**Compiti da svolgere**
- 1) Indica se ciascuna delle seguenti affermazioni concorda con il testo sul riconoscimento facciale. Rispondi sì o no e cita tra virgolette le parole del testo che lo stabiliscono. (a) Nel 2018 il software Rekognition di Amazon aveva scambiato 28 parlamentari del Congresso Usa per pregiudicati. (b) IBM continuerà a fornire tecnologie di riconoscimento facciale ai dipartimenti di polizia. (c) Il dato sugli errori con i volti dalla pelle scura proviene da uno studio del MIT Media Lab.
- 2) Trascrivi senza modifiche il passo del testo sul riconoscimento facciale che inizia con "Il dato emerge" e termina con "molto più lunga.".
- 3) Continua il testo sul riconoscimento facciale dopo l'ultima frase riportata.

═════ Estratto fornito

Un ricercatore del MIT, Joy Buolamwini, di recente ha scoperto che quando le foto di donne di colore come Oprah Winfrey e Michelle Obama vengono scansionate dalla tecnologia di riconoscimento facciale di Amazon, vengono scambiate per uomini.

Il dato emerge da uno studio del MIT Media Lab sugli errori di identificazione dei volti dalla pelle scura.

“La tecnologia di riconoscimento facciale, in particolare utilizzata dalla polizia, è stata usata per minare i diritti umani e per danneggiare specificamente i neri, così come gli indigeni e gli altri popoli di colore”, ha affermato Buolamwini, che è anche il fondatore della Algorithmic Justice League.

Ma la storia di questi errori è molto più lunga.

L’Associazione americana per le libertà civili ha scoperto che il software di Amazon, Rekognition, già nel 2018 aveva erroneamente identificato 28 parlamentari del Congresso Usa come pregiudicati.

È questo il motivo per cui IBM ha deciso di ritirare la sua tecnologia di riconoscimento facciale?

Qualche giorno fa in una lettera al Congresso, Arvind Krishna, il suo amministratore delegato ha scritto che IBM “Non fornirà più tecnologie di riconoscimento facciale ai dipartimenti di polizia per la sorveglianza di massa e la profilazione razziale” – perché, dice – “potrebbe essere utilizzata dalla polizia per violare i diritti umani e le libertà fondamentali”. E ha aggiunto: “Riteniamo che sia giunto il momento di avviare un dialogo nazionale sul se e come la tecnologia di riconoscimento facciale dovrebbe essere impiegata dalle forze dell’ordine.”

La notizia segue il vasto movimento di protesta seguito all’uccisione di George Floyd da parte della polizia che adesso viene sollecitata a ripensare non solo l’uso della forza, ma l’uso della tecnologia per applicarla.

══════════
═════ Materiale mostrato

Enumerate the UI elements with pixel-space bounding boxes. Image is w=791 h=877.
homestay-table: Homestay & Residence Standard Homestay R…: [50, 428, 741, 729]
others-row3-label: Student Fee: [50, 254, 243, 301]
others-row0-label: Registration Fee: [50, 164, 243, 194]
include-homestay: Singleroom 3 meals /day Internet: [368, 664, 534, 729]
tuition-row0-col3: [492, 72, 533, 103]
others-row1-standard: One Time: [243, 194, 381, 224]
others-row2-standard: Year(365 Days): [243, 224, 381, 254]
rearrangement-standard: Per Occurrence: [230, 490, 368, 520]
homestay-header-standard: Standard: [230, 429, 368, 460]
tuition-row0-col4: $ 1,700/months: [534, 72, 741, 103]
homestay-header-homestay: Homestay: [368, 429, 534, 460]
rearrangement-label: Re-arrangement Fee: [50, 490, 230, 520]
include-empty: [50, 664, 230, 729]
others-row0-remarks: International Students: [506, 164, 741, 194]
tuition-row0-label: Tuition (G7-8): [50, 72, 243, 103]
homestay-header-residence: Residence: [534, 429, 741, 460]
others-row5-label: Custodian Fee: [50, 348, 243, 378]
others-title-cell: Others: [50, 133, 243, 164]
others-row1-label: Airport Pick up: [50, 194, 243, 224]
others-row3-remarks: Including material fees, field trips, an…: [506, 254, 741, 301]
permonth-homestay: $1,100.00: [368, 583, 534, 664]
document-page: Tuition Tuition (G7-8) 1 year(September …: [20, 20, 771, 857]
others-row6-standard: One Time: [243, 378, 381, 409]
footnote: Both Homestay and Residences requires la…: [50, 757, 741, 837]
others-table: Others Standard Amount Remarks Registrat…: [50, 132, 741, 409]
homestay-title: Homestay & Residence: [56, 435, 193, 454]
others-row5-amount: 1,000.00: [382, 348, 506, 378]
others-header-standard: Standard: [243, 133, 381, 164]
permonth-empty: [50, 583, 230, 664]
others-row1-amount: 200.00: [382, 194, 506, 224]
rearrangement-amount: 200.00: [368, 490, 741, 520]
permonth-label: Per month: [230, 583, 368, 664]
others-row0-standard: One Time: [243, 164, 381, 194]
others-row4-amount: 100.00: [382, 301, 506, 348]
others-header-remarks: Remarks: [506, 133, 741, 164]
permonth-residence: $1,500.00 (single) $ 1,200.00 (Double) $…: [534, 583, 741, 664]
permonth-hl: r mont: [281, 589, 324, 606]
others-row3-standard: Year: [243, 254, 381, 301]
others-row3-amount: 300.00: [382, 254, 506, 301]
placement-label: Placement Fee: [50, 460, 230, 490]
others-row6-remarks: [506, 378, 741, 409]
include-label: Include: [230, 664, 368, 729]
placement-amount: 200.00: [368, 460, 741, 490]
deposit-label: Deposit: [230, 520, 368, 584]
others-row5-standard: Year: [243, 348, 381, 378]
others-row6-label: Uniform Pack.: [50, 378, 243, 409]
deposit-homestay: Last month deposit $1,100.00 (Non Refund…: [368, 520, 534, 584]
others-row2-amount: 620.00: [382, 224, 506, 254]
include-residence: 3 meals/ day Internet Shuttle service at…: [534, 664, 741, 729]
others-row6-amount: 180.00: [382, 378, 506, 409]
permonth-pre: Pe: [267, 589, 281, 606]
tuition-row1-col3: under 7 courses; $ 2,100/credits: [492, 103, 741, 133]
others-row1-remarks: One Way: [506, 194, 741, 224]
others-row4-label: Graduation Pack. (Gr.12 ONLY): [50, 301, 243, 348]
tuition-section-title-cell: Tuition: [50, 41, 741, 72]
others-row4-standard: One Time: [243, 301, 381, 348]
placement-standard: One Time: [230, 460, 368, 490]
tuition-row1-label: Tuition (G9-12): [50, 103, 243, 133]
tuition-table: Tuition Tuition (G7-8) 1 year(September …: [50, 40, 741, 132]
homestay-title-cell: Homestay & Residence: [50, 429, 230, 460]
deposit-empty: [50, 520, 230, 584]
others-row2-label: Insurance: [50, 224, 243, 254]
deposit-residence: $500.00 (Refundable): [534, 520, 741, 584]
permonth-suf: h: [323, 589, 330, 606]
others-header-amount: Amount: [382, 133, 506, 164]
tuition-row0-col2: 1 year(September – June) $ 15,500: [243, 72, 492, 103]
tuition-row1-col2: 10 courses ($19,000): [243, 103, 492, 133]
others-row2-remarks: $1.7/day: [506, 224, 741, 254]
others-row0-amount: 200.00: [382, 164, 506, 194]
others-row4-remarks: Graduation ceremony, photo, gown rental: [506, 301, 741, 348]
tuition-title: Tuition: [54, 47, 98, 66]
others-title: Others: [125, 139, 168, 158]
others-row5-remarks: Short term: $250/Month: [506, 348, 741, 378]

══════════

**Risposte per compito**
- 1)
(a) Sì: "già nel 2018 aveva erroneamente identificato 28 parlamentari del Congresso Usa come pregiudicati"
(b) No: "Non fornirà più tecnologie di riconoscimento facciale ai dipartimenti di polizia per la sorveglianza di massa e la profilazione razziale"
(c) Sì: "Il dato emerge da uno studio del MIT Media Lab sugli errori di identificazione dei volti dalla pelle scura"

- 2)
Il dato emerge da uno studio del MIT Media Lab sugli errori di identificazione dei volti dalla pelle scura.

“La tecnologia di riconoscimento facciale, in particolare utilizzata dalla polizia, è stata usata per minare i diritti umani e per danneggiare specificamente i neri, così come gli indigeni e gli altri popoli di colore”, ha affermato Buolamwini, che è anche il fondatore della Algorithmic Justice League.

Ma la storia di questi errori è molto più lunga.

- 3)
Che le tecnologie digitali siano uno strumento di controllo sociale è convinto da sempre Hamid Khan, attivista impegnato contro la violenza poliziesca.

Fondatore del movimento Stop LAPD Spying Coalition, è noto per essersi battuto contro l’analisi predittiva dei comportamenti, riuscendo con l’aiuto della sua comunità a fare revocare alcuni controversi programmi di sorveglianza digitale.

Secondo Kahn, la sorveglianza, la raccolta, conservazione e diffusione di informazioni sono state storicamente usate per danneggiare, tracciare, monitorare specifiche comunità, quelle povere, a prevalenza afroamericana, o con la presenza di gay, trans e queer.

E di questo accusa nello specifico due sistemi di monitoraggio predittivo geolocalizzato chiamati PredPol e Operation Laser.

Basati sul monitoraggio di “persone di interesse” valutano il livello di rischio di recidiva dei singoli sospetti. I dati, basati su possesso di armi, denunce e pene passate, trattati dall’azienda americana Palantir, producono profili di rischio inclusi in un bollettino fatto di foto, indirizzi e storia personale usato dalla polizia.

Insieme ai lettori digitali di targhe automobilistiche, intercettazioni, tv a circuito chiuso, per Kahn sono alla base delle violenze della polizia.

Operation Laser è stata smantellata nell’aprile 2019 e PredPol avrebbe dovuto esserlo un mese fa.

In un’intervista ha detto che non basta cancellare la spazzatura razzista dai database, ma il sistema ideologico su cui si basa, il capitalismo, il patriarcato, la supremazia bianca e il colonialismo.

Secondo molti americani gli algoritmi non dovrebbero avere alcun posto nelle politiche di sicurezza.

I Democratici hanno presentato lunedì una proposta che vieta alla polizia federale di utilizzare il riconoscimento facciale.